- **Given problem**:
Each line should be copied exactly.

- **Dataset records**:
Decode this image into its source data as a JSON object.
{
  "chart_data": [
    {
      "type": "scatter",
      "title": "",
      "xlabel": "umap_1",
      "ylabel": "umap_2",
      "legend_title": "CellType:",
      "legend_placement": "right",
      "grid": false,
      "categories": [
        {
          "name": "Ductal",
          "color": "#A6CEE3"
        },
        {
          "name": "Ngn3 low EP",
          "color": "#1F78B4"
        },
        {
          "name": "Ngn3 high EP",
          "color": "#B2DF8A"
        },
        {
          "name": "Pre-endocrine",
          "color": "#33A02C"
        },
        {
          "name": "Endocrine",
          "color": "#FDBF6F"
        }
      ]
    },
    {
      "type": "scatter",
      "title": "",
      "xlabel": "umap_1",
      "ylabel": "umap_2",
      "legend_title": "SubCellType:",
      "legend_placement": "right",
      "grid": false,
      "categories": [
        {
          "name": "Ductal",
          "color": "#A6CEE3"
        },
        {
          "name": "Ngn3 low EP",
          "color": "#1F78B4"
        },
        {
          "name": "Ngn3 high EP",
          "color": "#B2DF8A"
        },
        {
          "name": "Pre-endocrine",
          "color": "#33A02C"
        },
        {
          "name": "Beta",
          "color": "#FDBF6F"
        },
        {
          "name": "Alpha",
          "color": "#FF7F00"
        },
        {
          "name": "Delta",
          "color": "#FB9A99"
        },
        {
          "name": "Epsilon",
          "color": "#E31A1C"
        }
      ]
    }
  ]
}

- **Written response**:
Decode this image into its source data as a JSON object.
{
  "chart_data": [
    {
      "type": "scatter",
      "title": "",
      "xlabel": "umap_1",
      "ylabel": "umap_2",
      "legend_title": "CellType:",
      "legend_placement": "right",
      "grid": false,
      "categories": [
        {
          "name": "Ductal",
          "color": "#A6CEE3"
        },
        {
          "name": "Ngn3 low EP",
          "color": "#1F78B4"
        },
        {
          "name": "Ngn3 high EP",
          "color": "#B2DF8A"
        },
        {
          "name": "Pre-endocrine",
          "color": "#33A02C"
        },
        {
          "name": "Endocrine",
          "color": "#FDBF6F"
        }
      ]
    },
    {
      "type": "scatter",
      "title": "",
      "xlabel": "umap_1",
      "ylabel": "umap_2",
      "legend_title": "SubCellType:",
      "legend_placement": "right",
      "grid": false,
      "categories": [
        {
          "name": "Ductal",
          "color": "#A6CEE3"
        },
        {
          "name": "Ngn3 low EP",
          "color": "#1F78B4"
        },
        {
          "name": "Ngn3 high EP",
          "color": "#B2DF8A"
        },
        {
          "name": "Pre-endocrine",
          "color": "#33A02C"
        },
        {
          "name": "Beta",
          "color": "#FDBF6F"
        },
        {
          "name": "Alpha",
          "color": "#FF7F00"
        },
        {
          "name": "Delta",
          "color": "#FB9A99"
        },
        {
          "name": "Epsilon",
          "color": "#E31A1C"
        }
      ]
    }
  ]
}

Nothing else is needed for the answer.